• [Dataset excerpts]

>> START

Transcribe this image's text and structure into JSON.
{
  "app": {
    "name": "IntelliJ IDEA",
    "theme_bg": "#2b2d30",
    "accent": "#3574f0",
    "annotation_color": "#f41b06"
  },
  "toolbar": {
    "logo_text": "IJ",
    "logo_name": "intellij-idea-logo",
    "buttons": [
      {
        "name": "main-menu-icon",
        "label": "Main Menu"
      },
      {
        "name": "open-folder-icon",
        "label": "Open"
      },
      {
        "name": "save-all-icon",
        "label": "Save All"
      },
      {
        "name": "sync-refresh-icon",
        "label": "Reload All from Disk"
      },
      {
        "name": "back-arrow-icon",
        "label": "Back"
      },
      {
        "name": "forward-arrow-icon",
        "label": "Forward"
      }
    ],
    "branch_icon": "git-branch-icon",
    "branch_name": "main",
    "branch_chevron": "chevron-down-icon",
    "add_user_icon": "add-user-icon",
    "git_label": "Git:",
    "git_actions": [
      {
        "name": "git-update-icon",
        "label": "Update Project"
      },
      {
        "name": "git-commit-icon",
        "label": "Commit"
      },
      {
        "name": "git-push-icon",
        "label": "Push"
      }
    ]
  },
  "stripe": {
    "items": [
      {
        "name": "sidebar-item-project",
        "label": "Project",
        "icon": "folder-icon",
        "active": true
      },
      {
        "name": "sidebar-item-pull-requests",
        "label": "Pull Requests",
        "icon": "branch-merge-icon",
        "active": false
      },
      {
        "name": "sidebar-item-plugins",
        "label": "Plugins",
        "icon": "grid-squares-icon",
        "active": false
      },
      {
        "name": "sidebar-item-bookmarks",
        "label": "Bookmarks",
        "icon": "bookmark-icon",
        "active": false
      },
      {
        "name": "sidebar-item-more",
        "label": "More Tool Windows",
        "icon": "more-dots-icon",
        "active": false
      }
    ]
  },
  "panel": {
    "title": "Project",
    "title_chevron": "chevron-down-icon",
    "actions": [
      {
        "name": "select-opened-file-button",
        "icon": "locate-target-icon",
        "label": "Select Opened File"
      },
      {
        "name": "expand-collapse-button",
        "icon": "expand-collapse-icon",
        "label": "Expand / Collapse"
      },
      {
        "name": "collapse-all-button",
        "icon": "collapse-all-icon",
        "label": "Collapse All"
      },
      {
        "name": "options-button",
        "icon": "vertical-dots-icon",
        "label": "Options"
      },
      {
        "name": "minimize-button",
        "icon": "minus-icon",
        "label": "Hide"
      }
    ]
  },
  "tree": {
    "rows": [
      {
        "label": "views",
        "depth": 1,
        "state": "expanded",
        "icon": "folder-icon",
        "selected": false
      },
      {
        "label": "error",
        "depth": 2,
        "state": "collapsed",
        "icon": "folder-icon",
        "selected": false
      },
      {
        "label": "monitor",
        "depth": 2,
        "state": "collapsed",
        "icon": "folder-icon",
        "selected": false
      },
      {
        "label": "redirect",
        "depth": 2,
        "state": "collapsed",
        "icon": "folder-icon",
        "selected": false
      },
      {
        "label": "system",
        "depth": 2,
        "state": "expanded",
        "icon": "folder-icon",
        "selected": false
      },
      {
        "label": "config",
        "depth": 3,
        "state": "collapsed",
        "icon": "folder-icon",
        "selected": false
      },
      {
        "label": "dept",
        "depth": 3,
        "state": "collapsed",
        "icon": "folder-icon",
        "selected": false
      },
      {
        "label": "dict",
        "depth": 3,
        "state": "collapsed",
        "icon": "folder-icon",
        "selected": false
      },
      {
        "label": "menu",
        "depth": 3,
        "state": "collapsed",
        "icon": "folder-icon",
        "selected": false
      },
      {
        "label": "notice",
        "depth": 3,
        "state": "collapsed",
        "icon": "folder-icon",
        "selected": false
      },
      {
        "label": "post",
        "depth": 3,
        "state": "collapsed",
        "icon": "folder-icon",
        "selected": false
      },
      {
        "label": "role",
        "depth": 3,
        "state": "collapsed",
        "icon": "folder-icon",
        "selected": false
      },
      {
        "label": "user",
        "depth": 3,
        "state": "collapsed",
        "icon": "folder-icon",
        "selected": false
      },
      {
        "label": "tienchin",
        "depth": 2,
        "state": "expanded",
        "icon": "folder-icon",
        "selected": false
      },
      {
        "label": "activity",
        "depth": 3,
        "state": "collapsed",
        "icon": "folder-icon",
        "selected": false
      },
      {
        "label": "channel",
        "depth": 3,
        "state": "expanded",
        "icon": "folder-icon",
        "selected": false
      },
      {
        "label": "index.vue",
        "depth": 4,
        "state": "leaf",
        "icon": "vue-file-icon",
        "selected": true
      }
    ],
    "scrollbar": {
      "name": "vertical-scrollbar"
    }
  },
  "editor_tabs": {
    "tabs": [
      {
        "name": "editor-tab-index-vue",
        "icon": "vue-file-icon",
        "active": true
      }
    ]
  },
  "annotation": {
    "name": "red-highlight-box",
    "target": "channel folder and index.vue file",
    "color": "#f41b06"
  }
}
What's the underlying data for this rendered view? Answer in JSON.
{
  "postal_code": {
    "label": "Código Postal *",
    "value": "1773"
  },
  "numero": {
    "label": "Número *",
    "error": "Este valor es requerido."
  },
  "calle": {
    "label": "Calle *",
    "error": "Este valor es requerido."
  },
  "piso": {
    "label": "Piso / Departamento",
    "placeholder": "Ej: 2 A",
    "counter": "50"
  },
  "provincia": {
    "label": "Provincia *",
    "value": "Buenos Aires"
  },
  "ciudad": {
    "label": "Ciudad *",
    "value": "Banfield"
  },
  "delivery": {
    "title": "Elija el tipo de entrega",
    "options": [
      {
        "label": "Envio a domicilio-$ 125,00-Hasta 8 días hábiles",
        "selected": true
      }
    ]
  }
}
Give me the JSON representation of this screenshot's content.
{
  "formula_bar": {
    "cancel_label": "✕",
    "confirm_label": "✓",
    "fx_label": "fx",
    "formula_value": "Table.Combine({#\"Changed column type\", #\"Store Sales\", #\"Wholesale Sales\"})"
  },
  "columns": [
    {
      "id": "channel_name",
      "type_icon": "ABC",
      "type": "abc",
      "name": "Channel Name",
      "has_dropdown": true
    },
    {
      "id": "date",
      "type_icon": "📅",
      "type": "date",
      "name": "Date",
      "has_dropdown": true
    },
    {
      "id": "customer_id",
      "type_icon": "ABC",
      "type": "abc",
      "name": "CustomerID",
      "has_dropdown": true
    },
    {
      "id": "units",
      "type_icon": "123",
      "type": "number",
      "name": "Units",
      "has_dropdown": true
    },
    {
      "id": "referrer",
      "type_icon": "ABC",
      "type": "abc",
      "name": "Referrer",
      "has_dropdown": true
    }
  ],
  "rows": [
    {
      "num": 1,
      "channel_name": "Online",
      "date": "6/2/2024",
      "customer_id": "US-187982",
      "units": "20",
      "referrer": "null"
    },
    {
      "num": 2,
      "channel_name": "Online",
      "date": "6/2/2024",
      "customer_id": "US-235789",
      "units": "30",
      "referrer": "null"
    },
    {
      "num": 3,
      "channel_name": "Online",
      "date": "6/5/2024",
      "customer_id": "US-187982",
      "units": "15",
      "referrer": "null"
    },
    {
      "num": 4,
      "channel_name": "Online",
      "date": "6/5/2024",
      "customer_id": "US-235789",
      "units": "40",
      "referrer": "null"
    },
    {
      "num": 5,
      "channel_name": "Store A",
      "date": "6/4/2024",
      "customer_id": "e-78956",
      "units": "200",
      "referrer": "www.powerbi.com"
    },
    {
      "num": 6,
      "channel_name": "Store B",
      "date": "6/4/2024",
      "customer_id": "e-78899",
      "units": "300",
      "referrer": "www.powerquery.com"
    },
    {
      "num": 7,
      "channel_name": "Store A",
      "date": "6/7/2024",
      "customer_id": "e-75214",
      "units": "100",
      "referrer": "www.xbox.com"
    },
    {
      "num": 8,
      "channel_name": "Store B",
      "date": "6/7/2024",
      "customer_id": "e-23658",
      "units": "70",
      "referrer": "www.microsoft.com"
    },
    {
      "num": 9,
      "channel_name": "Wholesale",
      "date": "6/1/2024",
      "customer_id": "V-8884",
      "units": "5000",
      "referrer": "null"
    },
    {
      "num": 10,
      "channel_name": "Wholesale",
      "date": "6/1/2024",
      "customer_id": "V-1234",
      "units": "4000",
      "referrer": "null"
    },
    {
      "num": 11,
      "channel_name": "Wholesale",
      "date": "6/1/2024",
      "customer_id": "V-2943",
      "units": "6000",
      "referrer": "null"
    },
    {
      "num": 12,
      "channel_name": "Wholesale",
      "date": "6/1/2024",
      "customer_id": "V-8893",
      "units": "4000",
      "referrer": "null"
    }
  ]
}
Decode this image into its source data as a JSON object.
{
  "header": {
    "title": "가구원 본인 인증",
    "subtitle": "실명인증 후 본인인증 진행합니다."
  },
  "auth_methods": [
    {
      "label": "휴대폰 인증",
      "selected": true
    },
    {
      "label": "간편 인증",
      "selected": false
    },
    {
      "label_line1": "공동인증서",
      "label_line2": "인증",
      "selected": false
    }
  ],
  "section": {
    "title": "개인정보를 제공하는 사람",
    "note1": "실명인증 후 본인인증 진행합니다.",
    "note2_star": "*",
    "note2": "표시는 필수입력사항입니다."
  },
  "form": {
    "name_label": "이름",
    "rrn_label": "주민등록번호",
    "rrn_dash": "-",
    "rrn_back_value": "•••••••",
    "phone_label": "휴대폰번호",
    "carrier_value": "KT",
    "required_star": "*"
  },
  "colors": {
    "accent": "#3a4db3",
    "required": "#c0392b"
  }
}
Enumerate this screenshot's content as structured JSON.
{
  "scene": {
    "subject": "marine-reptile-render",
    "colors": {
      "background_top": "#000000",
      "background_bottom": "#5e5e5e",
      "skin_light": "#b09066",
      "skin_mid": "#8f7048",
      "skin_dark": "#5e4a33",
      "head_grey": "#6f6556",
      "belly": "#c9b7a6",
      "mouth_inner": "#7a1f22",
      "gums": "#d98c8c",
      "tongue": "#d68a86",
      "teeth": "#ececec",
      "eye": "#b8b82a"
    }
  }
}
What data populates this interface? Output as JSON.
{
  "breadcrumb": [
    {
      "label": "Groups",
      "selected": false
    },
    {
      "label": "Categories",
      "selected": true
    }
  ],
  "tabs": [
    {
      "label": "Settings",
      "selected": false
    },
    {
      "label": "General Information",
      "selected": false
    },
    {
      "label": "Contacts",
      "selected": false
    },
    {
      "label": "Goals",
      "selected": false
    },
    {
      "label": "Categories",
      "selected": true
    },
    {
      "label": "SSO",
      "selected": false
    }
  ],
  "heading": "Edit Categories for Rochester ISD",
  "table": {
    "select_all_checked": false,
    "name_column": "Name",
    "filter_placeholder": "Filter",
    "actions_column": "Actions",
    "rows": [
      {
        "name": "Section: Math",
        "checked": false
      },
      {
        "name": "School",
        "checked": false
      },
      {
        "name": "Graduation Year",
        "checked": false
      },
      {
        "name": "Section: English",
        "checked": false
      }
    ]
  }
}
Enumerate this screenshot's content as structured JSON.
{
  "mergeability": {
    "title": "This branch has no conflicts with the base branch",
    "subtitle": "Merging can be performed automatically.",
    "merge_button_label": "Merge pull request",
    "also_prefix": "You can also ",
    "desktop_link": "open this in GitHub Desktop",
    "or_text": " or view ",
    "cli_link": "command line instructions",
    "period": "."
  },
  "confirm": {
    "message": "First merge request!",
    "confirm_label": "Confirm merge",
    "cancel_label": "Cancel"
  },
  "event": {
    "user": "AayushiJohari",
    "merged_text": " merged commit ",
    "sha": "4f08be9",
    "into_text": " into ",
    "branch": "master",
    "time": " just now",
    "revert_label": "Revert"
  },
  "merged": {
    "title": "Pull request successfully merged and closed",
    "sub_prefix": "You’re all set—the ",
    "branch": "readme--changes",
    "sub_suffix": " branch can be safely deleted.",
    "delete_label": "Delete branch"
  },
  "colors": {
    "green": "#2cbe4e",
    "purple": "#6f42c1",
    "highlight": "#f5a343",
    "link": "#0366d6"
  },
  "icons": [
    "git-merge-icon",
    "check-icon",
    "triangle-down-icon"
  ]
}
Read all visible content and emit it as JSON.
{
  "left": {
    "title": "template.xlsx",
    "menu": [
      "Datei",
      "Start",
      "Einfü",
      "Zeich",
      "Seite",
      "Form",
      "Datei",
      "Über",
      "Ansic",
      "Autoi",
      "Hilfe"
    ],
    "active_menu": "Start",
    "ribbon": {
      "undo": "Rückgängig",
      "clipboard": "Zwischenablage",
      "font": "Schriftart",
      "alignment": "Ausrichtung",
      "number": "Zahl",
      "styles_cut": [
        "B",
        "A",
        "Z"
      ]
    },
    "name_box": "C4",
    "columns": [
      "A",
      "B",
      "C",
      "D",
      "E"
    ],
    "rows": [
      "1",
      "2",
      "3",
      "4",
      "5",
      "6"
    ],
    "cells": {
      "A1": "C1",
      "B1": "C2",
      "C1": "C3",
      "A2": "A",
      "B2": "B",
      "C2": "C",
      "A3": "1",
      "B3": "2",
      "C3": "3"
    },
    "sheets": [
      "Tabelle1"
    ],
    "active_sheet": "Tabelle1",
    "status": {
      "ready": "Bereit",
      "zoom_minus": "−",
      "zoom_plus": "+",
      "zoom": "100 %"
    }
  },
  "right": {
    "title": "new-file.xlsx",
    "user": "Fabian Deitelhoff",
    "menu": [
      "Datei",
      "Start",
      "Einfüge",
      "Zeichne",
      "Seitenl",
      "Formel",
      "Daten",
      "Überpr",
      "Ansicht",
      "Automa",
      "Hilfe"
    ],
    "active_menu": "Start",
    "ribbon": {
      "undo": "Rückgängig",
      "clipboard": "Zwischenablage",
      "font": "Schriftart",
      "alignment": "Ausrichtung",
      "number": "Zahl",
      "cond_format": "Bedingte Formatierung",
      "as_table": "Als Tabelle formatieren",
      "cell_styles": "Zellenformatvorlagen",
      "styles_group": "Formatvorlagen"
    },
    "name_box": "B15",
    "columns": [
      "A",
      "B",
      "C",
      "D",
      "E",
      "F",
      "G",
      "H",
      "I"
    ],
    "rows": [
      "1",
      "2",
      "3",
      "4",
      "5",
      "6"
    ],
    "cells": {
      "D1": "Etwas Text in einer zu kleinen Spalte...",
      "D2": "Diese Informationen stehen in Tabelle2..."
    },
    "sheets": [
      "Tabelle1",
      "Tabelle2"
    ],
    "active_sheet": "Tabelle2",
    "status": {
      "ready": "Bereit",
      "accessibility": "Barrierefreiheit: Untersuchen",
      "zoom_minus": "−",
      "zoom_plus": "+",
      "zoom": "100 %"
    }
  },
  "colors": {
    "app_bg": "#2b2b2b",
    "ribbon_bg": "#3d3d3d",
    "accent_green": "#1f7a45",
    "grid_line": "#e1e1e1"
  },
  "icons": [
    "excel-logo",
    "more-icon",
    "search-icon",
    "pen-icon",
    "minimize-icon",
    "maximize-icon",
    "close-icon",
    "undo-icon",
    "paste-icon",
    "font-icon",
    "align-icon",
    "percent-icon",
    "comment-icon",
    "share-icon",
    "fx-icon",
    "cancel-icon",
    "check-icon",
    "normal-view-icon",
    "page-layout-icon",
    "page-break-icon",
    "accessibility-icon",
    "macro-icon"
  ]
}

>> END

• [Set exercise] Pull every line containing the word "scrollbar" out of the entries above.

• [Answer to this problem]
    "scrollbar": {
      "name": "vertical-scrollbar"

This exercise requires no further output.